> _Aim_
Return the whole listing exactly as it stands.

> _Dataset records_
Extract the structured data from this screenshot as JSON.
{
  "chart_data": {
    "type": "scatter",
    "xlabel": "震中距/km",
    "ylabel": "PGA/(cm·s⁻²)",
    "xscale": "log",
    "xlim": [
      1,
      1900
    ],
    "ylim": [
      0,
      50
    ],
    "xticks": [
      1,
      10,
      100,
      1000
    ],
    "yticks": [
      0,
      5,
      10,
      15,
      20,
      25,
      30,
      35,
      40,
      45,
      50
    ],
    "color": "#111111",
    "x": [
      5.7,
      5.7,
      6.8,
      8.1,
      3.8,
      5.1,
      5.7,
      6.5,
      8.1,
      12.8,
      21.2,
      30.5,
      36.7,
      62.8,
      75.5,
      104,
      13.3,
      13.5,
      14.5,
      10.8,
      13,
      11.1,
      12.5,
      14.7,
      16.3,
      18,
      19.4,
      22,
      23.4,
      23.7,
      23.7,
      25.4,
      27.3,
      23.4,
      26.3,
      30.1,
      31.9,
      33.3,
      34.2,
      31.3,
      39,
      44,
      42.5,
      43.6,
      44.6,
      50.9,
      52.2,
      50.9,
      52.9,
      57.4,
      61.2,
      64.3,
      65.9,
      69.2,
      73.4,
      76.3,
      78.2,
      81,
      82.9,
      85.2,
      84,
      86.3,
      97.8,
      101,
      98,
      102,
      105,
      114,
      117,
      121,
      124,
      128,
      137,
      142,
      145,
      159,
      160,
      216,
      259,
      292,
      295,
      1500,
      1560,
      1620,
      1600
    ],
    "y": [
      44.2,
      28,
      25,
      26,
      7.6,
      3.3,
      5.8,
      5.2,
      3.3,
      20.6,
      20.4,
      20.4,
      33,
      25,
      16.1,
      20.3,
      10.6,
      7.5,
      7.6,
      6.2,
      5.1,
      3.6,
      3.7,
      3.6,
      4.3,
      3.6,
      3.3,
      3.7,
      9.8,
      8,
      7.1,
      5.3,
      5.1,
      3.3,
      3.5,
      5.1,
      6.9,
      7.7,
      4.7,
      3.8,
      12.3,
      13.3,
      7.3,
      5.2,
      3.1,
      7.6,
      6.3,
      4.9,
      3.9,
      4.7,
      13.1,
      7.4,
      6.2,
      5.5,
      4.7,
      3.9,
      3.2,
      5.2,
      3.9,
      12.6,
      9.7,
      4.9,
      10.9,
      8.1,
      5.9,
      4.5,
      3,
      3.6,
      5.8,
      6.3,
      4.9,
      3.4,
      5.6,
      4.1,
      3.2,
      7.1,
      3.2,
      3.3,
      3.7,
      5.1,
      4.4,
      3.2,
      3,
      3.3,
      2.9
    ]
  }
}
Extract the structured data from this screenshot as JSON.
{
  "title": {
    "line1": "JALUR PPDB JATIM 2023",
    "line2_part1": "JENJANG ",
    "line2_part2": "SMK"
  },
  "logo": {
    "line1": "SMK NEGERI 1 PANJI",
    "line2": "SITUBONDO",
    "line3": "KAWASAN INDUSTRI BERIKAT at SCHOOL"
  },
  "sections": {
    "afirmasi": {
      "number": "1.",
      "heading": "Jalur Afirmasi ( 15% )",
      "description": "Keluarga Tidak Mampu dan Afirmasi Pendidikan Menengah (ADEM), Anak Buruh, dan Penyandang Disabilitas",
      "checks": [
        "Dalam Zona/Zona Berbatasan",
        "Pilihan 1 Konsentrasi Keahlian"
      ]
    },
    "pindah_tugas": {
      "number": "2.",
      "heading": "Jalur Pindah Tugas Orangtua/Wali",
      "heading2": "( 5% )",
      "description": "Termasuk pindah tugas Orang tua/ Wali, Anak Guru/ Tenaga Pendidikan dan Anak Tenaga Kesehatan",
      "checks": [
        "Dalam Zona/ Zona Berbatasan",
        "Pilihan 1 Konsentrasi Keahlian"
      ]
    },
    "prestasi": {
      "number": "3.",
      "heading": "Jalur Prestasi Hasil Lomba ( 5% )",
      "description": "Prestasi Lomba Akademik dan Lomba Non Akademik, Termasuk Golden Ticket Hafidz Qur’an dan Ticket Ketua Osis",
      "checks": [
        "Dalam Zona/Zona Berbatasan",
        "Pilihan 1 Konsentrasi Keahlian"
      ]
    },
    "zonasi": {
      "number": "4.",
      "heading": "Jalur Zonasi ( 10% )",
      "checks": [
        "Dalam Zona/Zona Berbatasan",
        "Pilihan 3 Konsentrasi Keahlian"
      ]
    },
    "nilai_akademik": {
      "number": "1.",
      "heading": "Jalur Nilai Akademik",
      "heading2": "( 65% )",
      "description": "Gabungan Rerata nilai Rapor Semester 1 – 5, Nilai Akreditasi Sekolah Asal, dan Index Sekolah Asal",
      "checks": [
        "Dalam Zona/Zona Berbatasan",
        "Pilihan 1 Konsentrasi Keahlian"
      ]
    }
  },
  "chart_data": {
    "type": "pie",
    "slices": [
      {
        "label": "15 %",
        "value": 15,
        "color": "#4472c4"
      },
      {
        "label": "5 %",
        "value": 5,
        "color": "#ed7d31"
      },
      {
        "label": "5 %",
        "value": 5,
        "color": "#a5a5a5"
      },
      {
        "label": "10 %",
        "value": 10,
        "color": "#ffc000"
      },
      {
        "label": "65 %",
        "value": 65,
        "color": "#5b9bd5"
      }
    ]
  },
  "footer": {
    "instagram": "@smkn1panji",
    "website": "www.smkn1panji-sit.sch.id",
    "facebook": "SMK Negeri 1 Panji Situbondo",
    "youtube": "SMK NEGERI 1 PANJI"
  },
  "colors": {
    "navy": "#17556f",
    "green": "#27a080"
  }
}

> _Solution for this exercise_
Extract the structured data from this screenshot as JSON.
{
  "chart_data": {
    "type": "scatter",
    "xlabel": "震中距/km",
    "ylabel": "PGA/(cm·s⁻²)",
    "xscale": "log",
    "xlim": [
      1,
      1900
    ],
    "ylim": [
      0,
      50
    ],
    "xticks": [
      1,
      10,
      100,
      1000
    ],
    "yticks": [
      0,
      5,
      10,
      15,
      20,
      25,
      30,
      35,
      40,
      45,
      50
    ],
    "color": "#111111",
    "x": [
      5.7,
      5.7,
      6.8,
      8.1,
      3.8,
      5.1,
      5.7,
      6.5,
      8.1,
      12.8,
      21.2,
      30.5,
      36.7,
      62.8,
      75.5,
      104,
      13.3,
      13.5,
      14.5,
      10.8,
      13,
      11.1,
      12.5,
      14.7,
      16.3,
      18,
      19.4,
      22,
      23.4,
      23.7,
      23.7,
      25.4,
      27.3,
      23.4,
      26.3,
      30.1,
      31.9,
      33.3,
      34.2,
      31.3,
      39,
      44,
      42.5,
      43.6,
      44.6,
      50.9,
      52.2,
      50.9,
      52.9,
      57.4,
      61.2,
      64.3,
      65.9,
      69.2,
      73.4,
      76.3,
      78.2,
      81,
      82.9,
      85.2,
      84,
      86.3,
      97.8,
      101,
      98,
      102,
      105,
      114,
      117,
      121,
      124,
      128,
      137,
      142,
      145,
      159,
      160,
      216,
      259,
      292,
      295,
      1500,
      1560,
      1620,
      1600
    ],
    "y": [
      44.2,
      28,
      25,
      26,
      7.6,
      3.3,
      5.8,
      5.2,
      3.3,
      20.6,
      20.4,
      20.4,
      33,
      25,
      16.1,
      20.3,
      10.6,
      7.5,
      7.6,
      6.2,
      5.1,
      3.6,
      3.7,
      3.6,
      4.3,
      3.6,
      3.3,
      3.7,
      9.8,
      8,
      7.1,
      5.3,
      5.1,
      3.3,
      3.5,
      5.1,
      6.9,
      7.7,
      4.7,
      3.8,
      12.3,
      13.3,
      7.3,
      5.2,
      3.1,
      7.6,
      6.3,
      4.9,
      3.9,
      4.7,
      13.1,
      7.4,
      6.2,
      5.5,
      4.7,
      3.9,
      3.2,
      5.2,
      3.9,
      12.6,
      9.7,
      4.9,
      10.9,
      8.1,
      5.9,
      4.5,
      3,
      3.6,
      5.8,
      6.3,
      4.9,
      3.4,
      5.6,
      4.1,
      3.2,
      7.1,
      3.2,
      3.3,
      3.7,
      5.1,
      4.4,
      3.2,
      3,
      3.3,
      2.9
    ]
  }
}
Extract the structured data from this screenshot as JSON.
{
  "title": {
    "line1": "JALUR PPDB JATIM 2023",
    "line2_part1": "JENJANG ",
    "line2_part2": "SMK"
  },
  "logo": {
    "line1": "SMK NEGERI 1 PANJI",
    "line2": "SITUBONDO",
    "line3": "KAWASAN INDUSTRI BERIKAT at SCHOOL"
  },
  "sections": {
    "afirmasi": {
      "number": "1.",
      "heading": "Jalur Afirmasi ( 15% )",
      "description": "Keluarga Tidak Mampu dan Afirmasi Pendidikan Menengah (ADEM), Anak Buruh, dan Penyandang Disabilitas",
      "checks": [
        "Dalam Zona/Zona Berbatasan",
        "Pilihan 1 Konsentrasi Keahlian"
      ]
    },
    "pindah_tugas": {
      "number": "2.",
      "heading": "Jalur Pindah Tugas Orangtua/Wali",
      "heading2": "( 5% )",
      "description": "Termasuk pindah tugas Orang tua/ Wali, Anak Guru/ Tenaga Pendidikan dan Anak Tenaga Kesehatan",
      "checks": [
        "Dalam Zona/ Zona Berbatasan",
        "Pilihan 1 Konsentrasi Keahlian"
      ]
    },
    "prestasi": {
      "number": "3.",
      "heading": "Jalur Prestasi Hasil Lomba ( 5% )",
      "description": "Prestasi Lomba Akademik dan Lomba Non Akademik, Termasuk Golden Ticket Hafidz Qur’an dan Ticket Ketua Osis",
      "checks": [
        "Dalam Zona/Zona Berbatasan",
        "Pilihan 1 Konsentrasi Keahlian"
      ]
    },
    "zonasi": {
      "number": "4.",
      "heading": "Jalur Zonasi ( 10% )",
      "checks": [
        "Dalam Zona/Zona Berbatasan",
        "Pilihan 3 Konsentrasi Keahlian"
      ]
    },
    "nilai_akademik": {
      "number": "1.",
      "heading": "Jalur Nilai Akademik",
      "heading2": "( 65% )",
      "description": "Gabungan Rerata nilai Rapor Semester 1 – 5, Nilai Akreditasi Sekolah Asal, dan Index Sekolah Asal",
      "checks": [
        "Dalam Zona/Zona Berbatasan",
        "Pilihan 1 Konsentrasi Keahlian"
      ]
    }
  },
  "chart_data": {
    "type": "pie",
    "slices": [
      {
        "label": "15 %",
        "value": 15,
        "color": "#4472c4"
      },
      {
        "label": "5 %",
        "value": 5,
        "color": "#ed7d31"
      },
      {
        "label": "5 %",
        "value": 5,
        "color": "#a5a5a5"
      },
      {
        "label": "10 %",
        "value": 10,
        "color": "#ffc000"
      },
      {
        "label": "65 %",
        "value": 65,
        "color": "#5b9bd5"
      }
    ]
  },
  "footer": {
    "instagram": "@smkn1panji",
    "website": "www.smkn1panji-sit.sch.id",
    "facebook": "SMK Negeri 1 Panji Situbondo",
    "youtube": "SMK NEGERI 1 PANJI"
  },
  "colors": {
    "navy": "#17556f",
    "green": "#27a080"
  }
}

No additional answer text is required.